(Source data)
..........

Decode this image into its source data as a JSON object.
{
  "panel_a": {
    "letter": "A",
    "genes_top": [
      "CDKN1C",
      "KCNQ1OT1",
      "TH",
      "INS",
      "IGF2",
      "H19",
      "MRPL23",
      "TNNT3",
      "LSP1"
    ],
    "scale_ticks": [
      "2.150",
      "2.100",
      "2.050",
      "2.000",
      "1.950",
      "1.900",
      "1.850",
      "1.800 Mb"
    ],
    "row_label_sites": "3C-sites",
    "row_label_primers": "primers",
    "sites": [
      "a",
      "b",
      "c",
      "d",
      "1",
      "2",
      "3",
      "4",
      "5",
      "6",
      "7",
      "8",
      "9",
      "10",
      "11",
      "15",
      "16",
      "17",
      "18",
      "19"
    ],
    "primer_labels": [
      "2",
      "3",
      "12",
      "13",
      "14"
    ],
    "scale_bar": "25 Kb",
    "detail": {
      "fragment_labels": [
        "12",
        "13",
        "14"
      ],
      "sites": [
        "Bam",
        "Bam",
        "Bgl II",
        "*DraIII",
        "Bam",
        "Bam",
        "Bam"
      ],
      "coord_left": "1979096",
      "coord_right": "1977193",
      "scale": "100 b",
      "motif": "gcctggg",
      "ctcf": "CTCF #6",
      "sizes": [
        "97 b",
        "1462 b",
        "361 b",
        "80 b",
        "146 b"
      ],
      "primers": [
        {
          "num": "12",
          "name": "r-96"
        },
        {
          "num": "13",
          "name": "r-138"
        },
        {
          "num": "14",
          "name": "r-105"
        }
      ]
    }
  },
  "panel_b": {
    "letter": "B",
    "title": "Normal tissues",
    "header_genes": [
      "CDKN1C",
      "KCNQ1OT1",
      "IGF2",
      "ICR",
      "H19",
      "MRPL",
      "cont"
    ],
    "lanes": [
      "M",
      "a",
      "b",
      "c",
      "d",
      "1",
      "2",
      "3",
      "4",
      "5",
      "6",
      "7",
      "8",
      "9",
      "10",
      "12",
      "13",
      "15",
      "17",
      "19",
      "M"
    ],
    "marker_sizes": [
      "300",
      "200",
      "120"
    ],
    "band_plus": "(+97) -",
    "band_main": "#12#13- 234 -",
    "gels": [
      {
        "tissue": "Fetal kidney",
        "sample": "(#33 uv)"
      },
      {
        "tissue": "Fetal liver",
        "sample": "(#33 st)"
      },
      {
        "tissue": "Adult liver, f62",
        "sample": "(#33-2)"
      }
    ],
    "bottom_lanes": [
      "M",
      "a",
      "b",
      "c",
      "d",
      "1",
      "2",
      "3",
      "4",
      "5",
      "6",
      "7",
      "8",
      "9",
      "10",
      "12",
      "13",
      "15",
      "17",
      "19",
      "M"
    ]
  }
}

..........

Exercise details -> The required result is an identical copy of the records above.

Output ->
Decode this image into its source data as a JSON object.
{
  "panel_a": {
    "letter": "A",
    "genes_top": [
      "CDKN1C",
      "KCNQ1OT1",
      "TH",
      "INS",
      "IGF2",
      "H19",
      "MRPL23",
      "TNNT3",
      "LSP1"
    ],
    "scale_ticks": [
      "2.150",
      "2.100",
      "2.050",
      "2.000",
      "1.950",
      "1.900",
      "1.850",
      "1.800 Mb"
    ],
    "row_label_sites": "3C-sites",
    "row_label_primers": "primers",
    "sites": [
      "a",
      "b",
      "c",
      "d",
      "1",
      "2",
      "3",
      "4",
      "5",
      "6",
      "7",
      "8",
      "9",
      "10",
      "11",
      "15",
      "16",
      "17",
      "18",
      "19"
    ],
    "primer_labels": [
      "2",
      "3",
      "12",
      "13",
      "14"
    ],
    "scale_bar": "25 Kb",
    "detail": {
      "fragment_labels": [
        "12",
        "13",
        "14"
      ],
      "sites": [
        "Bam",
        "Bam",
        "Bgl II",
        "*DraIII",
        "Bam",
        "Bam",
        "Bam"
      ],
      "coord_left": "1979096",
      "coord_right": "1977193",
      "scale": "100 b",
      "motif": "gcctggg",
      "ctcf": "CTCF #6",
      "sizes": [
        "97 b",
        "1462 b",
        "361 b",
        "80 b",
        "146 b"
      ],
      "primers": [
        {
          "num": "12",
          "name": "r-96"
        },
        {
          "num": "13",
          "name": "r-138"
        },
        {
          "num": "14",
          "name": "r-105"
        }
      ]
    }
  },
  "panel_b": {
    "letter": "B",
    "title": "Normal tissues",
    "header_genes": [
      "CDKN1C",
      "KCNQ1OT1",
      "IGF2",
      "ICR",
      "H19",
      "MRPL",
      "cont"
    ],
    "lanes": [
      "M",
      "a",
      "b",
      "c",
      "d",
      "1",
      "2",
      "3",
      "4",
      "5",
      "6",
      "7",
      "8",
      "9",
      "10",
      "12",
      "13",
      "15",
      "17",
      "19",
      "M"
    ],
    "marker_sizes": [
      "300",
      "200",
      "120"
    ],
    "band_plus": "(+97) -",
    "band_main": "#12#13- 234 -",
    "gels": [
      {
        "tissue": "Fetal kidney",
        "sample": "(#33 uv)"
      },
      {
        "tissue": "Fetal liver",
        "sample": "(#33 st)"
      },
      {
        "tissue": "Adult liver, f62",
        "sample": "(#33-2)"
      }
    ],
    "bottom_lanes": [
      "M",
      "a",
      "b",
      "c",
      "d",
      "1",
      "2",
      "3",
      "4",
      "5",
      "6",
      "7",
      "8",
      "9",
      "10",
      "12",
      "13",
      "15",
      "17",
      "19",
      "M"
    ]
  }
}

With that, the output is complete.